» Input data:
□ □ □ □

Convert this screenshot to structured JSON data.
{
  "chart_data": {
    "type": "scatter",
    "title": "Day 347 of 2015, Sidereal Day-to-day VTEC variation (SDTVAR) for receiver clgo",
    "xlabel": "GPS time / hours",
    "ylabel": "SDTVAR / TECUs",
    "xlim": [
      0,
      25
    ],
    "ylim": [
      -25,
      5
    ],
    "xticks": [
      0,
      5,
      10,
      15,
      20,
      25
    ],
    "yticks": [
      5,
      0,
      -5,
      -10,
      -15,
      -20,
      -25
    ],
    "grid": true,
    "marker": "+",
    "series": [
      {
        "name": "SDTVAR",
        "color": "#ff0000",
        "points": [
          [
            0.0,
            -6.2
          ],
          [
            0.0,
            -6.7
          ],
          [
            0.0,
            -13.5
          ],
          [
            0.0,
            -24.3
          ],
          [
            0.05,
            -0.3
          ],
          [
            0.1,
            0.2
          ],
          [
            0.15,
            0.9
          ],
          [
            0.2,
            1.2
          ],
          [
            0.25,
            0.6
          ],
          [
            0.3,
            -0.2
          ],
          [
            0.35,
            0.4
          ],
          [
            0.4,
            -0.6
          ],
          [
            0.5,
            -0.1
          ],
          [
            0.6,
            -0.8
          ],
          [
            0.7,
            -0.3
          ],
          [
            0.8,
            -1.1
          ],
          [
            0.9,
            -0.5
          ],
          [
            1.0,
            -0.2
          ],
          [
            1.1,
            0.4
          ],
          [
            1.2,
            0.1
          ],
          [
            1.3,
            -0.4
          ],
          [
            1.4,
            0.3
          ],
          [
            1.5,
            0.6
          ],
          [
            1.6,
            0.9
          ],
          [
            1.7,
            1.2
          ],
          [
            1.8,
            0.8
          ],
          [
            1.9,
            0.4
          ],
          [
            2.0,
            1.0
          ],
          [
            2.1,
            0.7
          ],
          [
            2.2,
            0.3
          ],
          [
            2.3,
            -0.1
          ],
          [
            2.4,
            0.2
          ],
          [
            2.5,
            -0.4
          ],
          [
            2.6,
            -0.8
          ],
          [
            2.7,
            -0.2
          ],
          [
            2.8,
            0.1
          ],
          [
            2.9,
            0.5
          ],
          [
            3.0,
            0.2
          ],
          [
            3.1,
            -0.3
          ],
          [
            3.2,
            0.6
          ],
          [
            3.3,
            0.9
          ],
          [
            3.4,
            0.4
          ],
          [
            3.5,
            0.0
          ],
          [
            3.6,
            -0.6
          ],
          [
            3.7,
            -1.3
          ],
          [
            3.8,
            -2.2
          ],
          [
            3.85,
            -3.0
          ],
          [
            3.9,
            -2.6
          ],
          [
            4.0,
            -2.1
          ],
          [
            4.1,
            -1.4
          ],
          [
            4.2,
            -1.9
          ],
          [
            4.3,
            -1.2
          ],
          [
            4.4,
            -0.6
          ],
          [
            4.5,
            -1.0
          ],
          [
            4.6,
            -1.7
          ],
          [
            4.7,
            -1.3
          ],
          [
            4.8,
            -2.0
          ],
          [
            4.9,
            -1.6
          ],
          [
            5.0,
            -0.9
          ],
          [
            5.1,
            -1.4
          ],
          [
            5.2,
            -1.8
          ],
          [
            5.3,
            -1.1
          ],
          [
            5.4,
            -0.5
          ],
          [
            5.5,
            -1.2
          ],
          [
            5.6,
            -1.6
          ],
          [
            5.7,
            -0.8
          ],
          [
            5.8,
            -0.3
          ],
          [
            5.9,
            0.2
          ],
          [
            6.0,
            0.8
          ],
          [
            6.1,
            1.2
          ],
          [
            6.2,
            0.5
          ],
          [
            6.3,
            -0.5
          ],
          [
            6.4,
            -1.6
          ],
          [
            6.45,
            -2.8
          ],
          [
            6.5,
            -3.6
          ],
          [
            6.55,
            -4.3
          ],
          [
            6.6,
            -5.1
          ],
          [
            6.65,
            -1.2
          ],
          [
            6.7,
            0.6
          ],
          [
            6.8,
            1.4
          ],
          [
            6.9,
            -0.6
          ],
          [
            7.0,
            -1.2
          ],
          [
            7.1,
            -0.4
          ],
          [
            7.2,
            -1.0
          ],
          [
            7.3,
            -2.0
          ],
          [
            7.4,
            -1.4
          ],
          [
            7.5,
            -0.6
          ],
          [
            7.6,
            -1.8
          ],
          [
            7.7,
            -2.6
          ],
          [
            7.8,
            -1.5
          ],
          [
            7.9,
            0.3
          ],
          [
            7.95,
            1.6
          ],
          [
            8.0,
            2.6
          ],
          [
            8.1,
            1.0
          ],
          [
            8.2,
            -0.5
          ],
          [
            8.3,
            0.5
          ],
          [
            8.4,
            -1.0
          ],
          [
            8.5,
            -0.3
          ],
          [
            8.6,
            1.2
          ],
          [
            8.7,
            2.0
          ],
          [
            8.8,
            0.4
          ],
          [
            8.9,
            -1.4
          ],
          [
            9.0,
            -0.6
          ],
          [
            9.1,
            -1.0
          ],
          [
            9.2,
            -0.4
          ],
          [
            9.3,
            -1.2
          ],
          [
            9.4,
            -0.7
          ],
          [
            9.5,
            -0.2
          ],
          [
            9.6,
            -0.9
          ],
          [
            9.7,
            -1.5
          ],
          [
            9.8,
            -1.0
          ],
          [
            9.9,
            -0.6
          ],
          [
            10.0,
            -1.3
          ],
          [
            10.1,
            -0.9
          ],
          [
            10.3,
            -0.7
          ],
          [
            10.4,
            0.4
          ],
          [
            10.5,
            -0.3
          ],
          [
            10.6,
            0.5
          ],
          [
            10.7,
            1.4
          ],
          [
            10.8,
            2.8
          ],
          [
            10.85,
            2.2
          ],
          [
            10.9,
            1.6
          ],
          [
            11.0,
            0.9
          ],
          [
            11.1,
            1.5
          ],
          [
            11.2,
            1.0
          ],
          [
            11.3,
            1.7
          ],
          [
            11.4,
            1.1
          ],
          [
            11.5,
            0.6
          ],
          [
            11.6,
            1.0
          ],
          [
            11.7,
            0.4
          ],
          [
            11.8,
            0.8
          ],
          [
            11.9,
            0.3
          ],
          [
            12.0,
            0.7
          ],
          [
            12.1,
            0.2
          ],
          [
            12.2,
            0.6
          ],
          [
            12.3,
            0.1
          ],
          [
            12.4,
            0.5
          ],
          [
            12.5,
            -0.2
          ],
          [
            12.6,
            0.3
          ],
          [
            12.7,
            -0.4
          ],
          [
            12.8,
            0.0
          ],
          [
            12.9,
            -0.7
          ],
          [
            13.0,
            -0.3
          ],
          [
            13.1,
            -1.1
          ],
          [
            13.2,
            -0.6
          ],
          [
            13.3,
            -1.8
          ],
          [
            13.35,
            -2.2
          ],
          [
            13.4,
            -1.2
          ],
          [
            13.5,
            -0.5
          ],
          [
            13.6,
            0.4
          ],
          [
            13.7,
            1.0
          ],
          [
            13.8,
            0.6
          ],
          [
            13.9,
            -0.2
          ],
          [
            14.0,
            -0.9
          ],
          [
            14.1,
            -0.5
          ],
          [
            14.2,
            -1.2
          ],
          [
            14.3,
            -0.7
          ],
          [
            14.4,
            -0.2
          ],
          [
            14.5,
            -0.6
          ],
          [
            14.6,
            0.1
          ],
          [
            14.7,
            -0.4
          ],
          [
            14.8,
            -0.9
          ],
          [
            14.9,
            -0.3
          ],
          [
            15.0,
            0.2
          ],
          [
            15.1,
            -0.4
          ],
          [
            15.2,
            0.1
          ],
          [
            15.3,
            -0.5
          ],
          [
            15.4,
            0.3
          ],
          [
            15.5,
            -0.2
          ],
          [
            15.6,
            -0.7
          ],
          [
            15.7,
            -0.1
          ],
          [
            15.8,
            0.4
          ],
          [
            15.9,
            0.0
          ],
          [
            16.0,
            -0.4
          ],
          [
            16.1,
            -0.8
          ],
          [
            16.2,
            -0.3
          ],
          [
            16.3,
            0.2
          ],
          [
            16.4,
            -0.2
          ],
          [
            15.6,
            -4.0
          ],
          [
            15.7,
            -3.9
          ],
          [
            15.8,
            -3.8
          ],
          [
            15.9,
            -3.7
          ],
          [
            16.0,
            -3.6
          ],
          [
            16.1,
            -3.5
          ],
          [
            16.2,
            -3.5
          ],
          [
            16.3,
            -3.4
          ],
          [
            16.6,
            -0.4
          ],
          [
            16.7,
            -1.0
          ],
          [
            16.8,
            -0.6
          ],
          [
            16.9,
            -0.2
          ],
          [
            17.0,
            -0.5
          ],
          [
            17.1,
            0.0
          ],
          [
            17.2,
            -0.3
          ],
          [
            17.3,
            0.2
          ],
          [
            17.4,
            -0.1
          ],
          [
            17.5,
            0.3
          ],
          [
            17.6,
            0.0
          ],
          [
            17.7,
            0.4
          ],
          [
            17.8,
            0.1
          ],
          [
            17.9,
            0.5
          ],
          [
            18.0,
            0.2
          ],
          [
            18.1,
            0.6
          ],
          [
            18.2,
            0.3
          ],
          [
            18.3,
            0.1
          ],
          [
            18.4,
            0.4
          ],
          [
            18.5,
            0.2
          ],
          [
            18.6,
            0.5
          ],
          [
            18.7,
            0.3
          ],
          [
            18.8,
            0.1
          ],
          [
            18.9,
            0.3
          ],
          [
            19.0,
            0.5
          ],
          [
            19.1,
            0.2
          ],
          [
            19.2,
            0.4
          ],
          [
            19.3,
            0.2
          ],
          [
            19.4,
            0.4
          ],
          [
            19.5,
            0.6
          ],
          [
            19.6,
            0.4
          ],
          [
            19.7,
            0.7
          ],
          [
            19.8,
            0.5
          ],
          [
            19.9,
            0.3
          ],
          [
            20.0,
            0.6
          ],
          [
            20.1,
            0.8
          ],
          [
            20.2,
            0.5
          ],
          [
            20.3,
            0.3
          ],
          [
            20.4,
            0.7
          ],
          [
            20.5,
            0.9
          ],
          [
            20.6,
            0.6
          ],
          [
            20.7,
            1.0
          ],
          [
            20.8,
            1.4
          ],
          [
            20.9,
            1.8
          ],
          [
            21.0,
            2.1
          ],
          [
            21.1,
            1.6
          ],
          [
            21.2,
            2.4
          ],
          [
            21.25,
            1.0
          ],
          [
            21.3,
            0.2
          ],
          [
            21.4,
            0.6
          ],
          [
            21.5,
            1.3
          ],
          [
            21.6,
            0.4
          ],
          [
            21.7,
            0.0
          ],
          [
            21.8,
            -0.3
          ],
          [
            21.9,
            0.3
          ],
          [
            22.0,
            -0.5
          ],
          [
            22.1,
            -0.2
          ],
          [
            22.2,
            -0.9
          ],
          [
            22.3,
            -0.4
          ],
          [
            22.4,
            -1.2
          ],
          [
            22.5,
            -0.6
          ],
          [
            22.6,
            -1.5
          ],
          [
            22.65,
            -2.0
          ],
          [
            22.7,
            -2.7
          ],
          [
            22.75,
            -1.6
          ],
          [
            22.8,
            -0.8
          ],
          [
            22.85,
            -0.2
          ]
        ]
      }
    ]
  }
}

□ □ □ □

» The request:
Working from the listing above, pick out every line that has "SDTVAR" and copy it.

» Result of this exercise:
    "title": "Day 347 of 2015, Sidereal Day-to-day VTEC variation (SDTVAR) for receiver clgo",
    "ylabel": "SDTVAR / TECUs",
        "name": "SDTVAR",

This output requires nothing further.